● TASK DESCRIPTION:
Below are some records. Copy every line in them that holds "MILES".

— BEGIN AVAILABLE DATA —

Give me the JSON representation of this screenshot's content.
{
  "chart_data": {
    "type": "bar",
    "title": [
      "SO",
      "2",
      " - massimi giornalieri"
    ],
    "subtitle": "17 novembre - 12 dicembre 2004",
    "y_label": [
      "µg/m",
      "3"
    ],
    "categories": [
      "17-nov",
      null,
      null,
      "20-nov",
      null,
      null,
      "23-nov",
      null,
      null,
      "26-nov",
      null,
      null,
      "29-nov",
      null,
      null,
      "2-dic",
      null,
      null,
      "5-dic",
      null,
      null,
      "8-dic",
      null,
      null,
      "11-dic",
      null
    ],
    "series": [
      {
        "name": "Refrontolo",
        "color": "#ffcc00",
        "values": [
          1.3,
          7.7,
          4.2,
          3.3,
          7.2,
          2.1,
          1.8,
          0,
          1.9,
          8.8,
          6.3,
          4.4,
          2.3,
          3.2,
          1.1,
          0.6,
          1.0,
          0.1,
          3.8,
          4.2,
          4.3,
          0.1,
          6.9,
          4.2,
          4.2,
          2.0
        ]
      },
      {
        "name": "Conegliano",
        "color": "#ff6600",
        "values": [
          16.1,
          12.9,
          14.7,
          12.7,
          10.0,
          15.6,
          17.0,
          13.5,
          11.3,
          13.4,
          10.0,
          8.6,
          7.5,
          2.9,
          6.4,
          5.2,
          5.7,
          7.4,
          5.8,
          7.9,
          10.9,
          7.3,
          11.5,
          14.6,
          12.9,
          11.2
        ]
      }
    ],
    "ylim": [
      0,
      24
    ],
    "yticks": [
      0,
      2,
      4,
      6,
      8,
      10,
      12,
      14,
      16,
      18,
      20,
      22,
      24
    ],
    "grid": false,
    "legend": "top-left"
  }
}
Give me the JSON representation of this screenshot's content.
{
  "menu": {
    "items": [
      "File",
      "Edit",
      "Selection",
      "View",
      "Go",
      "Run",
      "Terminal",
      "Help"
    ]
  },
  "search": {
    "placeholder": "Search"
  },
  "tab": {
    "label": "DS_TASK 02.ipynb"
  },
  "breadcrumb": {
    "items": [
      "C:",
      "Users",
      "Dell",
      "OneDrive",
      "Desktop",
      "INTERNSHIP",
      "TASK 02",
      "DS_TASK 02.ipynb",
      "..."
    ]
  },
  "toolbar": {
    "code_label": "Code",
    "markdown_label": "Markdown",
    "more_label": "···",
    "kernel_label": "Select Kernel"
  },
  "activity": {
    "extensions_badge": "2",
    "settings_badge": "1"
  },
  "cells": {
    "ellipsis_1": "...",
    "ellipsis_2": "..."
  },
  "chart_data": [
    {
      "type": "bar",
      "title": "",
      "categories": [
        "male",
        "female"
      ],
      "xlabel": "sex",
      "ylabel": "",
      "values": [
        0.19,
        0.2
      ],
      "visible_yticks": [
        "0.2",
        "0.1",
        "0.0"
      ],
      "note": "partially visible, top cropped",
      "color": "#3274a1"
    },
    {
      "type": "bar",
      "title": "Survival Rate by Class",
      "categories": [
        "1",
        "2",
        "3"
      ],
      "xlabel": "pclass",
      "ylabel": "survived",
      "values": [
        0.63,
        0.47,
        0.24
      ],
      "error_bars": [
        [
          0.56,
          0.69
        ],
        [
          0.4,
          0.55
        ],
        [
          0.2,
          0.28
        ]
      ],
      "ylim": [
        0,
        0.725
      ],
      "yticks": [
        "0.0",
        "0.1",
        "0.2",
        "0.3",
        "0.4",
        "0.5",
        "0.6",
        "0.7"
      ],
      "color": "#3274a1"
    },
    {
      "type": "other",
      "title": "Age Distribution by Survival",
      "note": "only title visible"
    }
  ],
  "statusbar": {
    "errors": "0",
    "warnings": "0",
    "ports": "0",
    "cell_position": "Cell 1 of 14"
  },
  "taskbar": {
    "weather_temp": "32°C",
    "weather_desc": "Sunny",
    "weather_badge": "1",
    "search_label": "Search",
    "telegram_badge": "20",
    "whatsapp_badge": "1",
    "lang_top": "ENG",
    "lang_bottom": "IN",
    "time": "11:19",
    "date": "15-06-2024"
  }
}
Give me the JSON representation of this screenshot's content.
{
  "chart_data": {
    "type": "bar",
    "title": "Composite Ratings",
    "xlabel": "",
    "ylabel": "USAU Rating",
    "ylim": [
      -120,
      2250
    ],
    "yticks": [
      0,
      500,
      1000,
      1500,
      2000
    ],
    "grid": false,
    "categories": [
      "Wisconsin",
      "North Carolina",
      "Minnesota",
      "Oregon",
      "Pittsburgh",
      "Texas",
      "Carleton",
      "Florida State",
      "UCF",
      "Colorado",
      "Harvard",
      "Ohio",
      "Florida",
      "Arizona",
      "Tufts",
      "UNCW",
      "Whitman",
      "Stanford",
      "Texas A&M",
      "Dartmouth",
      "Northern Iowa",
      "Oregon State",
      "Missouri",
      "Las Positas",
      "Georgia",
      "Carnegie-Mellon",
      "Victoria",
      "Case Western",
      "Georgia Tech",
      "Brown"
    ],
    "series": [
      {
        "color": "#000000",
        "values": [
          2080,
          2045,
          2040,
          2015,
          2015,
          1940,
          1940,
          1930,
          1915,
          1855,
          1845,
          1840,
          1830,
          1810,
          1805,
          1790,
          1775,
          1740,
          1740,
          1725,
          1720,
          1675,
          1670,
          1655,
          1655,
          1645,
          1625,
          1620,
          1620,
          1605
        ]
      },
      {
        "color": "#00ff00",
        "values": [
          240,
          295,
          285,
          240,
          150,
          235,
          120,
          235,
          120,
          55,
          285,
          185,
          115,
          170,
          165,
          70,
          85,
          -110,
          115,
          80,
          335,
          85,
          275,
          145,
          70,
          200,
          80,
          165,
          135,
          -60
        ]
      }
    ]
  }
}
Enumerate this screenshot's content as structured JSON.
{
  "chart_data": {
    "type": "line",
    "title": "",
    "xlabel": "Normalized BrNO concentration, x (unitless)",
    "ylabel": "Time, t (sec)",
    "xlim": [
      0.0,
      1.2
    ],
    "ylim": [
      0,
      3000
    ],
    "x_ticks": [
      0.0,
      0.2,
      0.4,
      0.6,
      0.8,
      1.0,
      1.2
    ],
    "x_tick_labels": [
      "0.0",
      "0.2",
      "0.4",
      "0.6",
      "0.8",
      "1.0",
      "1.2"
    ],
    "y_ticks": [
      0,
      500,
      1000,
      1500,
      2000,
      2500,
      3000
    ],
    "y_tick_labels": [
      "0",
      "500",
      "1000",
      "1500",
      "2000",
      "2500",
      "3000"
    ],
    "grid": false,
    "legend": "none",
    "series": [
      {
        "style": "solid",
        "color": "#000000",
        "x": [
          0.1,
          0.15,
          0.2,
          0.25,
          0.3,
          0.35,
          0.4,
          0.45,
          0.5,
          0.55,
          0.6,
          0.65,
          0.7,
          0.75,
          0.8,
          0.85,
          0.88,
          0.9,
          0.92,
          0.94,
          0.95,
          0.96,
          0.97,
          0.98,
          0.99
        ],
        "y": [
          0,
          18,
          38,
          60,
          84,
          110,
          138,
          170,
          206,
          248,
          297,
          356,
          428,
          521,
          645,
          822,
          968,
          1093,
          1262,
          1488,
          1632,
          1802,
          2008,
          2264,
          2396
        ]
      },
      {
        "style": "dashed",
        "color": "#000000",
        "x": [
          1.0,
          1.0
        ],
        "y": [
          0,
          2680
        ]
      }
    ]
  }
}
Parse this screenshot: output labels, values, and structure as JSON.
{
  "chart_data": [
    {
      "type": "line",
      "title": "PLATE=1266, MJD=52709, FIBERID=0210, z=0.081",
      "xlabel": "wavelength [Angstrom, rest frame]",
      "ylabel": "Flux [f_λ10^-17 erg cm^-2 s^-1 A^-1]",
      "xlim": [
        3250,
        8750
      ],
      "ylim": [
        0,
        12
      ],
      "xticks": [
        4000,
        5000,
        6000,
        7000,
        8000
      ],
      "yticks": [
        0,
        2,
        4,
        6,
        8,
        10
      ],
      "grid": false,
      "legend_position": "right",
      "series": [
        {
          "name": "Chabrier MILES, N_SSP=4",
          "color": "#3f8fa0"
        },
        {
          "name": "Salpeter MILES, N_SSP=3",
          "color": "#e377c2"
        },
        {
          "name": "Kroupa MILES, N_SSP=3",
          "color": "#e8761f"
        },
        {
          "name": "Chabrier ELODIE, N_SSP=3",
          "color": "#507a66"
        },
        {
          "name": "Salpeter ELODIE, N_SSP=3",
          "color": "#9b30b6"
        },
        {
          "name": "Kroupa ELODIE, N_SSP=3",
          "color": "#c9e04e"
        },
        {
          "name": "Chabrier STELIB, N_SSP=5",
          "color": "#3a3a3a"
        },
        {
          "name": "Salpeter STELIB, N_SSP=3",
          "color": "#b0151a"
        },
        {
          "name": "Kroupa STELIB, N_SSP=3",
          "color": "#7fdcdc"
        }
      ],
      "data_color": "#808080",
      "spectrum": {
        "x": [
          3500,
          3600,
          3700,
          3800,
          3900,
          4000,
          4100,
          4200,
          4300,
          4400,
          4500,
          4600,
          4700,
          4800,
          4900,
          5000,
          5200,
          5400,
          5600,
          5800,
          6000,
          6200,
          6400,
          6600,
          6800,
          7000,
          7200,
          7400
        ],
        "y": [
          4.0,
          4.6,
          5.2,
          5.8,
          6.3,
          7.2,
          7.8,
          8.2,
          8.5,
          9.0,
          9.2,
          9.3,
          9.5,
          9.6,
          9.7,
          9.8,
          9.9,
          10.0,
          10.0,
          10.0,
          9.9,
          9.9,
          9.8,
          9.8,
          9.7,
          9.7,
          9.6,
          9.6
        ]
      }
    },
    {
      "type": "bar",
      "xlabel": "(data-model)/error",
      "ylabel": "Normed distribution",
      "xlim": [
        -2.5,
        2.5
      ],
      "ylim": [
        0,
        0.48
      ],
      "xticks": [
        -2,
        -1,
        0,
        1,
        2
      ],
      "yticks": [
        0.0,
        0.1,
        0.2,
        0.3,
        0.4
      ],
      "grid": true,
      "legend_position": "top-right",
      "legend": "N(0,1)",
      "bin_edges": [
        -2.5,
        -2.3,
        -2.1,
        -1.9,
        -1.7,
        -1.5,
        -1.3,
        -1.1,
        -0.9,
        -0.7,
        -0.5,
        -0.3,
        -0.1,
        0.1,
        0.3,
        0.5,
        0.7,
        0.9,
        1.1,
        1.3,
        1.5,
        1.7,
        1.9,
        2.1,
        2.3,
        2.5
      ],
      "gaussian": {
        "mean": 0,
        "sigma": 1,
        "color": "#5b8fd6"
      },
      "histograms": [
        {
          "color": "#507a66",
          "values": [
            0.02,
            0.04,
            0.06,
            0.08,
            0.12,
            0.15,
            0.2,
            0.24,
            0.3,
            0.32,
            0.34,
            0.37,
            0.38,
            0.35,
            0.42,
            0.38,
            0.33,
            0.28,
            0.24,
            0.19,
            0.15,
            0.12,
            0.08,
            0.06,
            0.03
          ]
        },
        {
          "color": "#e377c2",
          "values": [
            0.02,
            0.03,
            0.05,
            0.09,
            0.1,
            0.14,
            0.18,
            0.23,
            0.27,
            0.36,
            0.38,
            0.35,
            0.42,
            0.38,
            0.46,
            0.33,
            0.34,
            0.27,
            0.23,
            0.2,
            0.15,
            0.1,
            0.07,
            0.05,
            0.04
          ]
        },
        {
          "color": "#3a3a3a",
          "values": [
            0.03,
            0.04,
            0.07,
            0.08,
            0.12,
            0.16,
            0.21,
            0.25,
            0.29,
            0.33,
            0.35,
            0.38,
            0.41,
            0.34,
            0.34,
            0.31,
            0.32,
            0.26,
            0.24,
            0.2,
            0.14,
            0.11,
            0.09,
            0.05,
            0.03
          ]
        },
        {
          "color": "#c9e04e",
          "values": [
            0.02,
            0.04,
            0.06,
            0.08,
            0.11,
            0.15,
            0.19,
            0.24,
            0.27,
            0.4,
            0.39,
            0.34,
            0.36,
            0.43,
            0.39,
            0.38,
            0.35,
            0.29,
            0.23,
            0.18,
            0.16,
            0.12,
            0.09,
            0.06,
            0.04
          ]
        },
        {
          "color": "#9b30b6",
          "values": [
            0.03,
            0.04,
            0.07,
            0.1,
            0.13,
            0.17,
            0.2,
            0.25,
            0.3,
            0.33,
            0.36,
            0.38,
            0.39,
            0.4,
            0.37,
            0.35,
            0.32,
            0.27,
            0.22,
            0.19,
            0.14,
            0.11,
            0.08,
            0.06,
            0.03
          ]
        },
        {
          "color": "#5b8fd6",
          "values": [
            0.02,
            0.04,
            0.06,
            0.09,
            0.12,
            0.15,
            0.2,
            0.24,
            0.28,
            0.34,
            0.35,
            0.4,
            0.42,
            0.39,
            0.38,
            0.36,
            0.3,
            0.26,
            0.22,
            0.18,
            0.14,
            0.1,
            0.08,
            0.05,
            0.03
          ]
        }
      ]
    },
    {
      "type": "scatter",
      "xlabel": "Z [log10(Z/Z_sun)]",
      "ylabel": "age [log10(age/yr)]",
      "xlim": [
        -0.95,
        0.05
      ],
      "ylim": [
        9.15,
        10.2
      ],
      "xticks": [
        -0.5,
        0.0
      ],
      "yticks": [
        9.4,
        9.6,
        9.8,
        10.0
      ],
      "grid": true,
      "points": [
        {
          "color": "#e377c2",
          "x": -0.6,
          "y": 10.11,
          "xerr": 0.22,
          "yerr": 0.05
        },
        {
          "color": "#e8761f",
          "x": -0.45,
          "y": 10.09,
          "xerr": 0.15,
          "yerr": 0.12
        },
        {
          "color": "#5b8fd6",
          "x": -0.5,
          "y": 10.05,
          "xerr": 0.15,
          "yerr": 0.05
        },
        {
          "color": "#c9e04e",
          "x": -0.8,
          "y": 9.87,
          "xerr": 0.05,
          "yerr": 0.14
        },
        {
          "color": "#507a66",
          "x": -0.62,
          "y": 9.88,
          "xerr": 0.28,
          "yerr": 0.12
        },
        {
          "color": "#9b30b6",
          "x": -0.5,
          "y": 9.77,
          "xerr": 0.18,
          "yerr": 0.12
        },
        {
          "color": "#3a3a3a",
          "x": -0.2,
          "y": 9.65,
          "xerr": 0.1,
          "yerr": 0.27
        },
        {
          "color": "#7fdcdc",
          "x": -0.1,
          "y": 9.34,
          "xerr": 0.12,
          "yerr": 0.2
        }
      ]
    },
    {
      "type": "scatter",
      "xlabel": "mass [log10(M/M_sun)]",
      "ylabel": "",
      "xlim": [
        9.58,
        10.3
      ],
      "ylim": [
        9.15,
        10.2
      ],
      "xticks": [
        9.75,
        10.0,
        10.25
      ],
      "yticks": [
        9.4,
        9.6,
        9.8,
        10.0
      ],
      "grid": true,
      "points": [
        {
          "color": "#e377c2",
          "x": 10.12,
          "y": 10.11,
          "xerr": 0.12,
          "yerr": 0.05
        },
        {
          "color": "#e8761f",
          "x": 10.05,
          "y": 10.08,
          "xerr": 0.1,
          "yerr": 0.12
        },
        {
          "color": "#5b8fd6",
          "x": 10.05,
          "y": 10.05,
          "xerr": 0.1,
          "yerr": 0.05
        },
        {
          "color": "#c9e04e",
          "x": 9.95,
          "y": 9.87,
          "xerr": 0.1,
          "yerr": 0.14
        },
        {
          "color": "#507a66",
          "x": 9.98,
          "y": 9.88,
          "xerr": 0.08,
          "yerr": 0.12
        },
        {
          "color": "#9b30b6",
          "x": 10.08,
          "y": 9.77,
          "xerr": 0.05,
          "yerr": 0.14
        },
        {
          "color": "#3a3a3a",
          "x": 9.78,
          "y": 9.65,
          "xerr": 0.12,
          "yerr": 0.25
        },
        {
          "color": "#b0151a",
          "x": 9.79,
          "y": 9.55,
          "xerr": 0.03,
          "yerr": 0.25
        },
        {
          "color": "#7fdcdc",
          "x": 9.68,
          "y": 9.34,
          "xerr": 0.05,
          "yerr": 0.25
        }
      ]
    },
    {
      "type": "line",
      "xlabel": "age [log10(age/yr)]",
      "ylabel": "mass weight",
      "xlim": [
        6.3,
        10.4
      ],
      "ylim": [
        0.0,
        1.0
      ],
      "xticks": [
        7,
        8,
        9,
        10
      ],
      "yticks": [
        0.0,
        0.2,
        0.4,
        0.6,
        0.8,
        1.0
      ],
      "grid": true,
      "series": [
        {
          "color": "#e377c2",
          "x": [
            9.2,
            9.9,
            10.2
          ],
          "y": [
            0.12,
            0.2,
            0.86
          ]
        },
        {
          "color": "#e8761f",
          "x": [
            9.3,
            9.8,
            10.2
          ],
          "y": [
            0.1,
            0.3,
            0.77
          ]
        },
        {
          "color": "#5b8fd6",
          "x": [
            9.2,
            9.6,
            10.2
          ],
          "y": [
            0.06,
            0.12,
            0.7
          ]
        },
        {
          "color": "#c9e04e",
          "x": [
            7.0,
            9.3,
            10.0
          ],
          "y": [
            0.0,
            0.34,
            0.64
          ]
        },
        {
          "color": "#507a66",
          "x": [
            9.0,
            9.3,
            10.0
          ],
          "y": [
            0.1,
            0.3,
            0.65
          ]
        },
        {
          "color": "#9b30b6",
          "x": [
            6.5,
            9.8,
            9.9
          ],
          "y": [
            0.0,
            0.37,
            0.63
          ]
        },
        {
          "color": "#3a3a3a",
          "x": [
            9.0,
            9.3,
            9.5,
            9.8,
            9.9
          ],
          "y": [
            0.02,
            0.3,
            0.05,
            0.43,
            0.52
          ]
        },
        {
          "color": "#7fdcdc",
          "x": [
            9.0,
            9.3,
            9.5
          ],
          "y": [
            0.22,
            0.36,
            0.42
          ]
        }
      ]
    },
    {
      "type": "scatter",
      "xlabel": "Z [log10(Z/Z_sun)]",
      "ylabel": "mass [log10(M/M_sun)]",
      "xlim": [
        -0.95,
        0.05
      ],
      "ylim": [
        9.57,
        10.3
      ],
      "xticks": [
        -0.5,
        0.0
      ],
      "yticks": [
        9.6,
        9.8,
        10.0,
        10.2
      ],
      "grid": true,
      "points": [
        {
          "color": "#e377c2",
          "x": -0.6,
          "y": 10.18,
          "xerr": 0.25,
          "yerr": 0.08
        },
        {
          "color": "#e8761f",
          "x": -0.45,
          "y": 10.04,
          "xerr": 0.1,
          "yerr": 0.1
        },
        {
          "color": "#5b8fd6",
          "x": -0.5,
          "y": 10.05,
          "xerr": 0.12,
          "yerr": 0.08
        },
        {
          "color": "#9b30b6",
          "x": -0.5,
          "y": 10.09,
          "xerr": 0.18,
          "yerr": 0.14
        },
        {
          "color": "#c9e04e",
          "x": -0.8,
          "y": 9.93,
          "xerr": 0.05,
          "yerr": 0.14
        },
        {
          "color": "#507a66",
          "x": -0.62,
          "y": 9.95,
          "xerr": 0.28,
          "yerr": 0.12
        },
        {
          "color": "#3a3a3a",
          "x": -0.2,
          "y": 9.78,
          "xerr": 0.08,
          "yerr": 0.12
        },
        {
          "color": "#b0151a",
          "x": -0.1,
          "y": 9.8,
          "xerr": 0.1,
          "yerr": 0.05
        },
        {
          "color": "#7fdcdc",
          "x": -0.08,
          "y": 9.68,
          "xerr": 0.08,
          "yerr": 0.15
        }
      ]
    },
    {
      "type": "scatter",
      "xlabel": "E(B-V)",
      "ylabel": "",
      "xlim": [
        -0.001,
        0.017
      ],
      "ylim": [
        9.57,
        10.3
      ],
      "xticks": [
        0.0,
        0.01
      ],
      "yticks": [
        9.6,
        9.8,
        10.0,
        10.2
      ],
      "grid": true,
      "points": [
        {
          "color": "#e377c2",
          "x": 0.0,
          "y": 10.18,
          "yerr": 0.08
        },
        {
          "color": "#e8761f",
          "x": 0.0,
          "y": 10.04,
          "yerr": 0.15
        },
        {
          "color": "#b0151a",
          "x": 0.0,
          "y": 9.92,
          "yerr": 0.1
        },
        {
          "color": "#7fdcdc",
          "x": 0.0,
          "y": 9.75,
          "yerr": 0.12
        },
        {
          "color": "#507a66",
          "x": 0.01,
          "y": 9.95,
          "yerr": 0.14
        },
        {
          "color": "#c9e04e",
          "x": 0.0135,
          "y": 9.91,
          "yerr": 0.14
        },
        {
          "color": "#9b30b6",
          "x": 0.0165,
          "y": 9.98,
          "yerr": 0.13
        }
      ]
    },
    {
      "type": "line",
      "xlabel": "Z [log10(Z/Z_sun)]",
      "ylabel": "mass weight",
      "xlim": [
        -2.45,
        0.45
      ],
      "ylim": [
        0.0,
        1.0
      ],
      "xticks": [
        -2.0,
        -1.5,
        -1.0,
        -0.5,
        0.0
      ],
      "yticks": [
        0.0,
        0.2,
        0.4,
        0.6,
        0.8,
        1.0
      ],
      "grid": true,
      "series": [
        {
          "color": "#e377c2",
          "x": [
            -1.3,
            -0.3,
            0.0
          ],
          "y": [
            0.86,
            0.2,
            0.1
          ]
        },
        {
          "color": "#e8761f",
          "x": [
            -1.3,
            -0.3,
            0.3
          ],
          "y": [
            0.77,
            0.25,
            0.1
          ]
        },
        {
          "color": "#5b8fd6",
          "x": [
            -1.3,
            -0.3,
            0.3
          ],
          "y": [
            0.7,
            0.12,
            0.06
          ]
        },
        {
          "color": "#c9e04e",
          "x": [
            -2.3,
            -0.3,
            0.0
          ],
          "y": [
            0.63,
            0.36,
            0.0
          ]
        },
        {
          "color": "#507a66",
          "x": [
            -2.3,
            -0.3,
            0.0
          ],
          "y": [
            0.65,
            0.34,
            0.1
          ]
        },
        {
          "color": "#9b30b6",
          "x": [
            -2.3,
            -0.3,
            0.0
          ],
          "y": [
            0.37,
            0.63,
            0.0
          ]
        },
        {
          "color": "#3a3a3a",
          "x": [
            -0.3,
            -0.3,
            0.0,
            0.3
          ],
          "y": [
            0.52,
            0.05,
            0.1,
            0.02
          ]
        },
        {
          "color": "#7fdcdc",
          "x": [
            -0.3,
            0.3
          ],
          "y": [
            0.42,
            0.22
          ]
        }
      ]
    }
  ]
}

— END AVAILABLE DATA —

● RESULT FOR THIS TASK:
          "name": "Chabrier MILES, N_SSP=4",
          "name": "Salpeter MILES, N_SSP=3",
          "name": "Kroupa MILES, N_SSP=3",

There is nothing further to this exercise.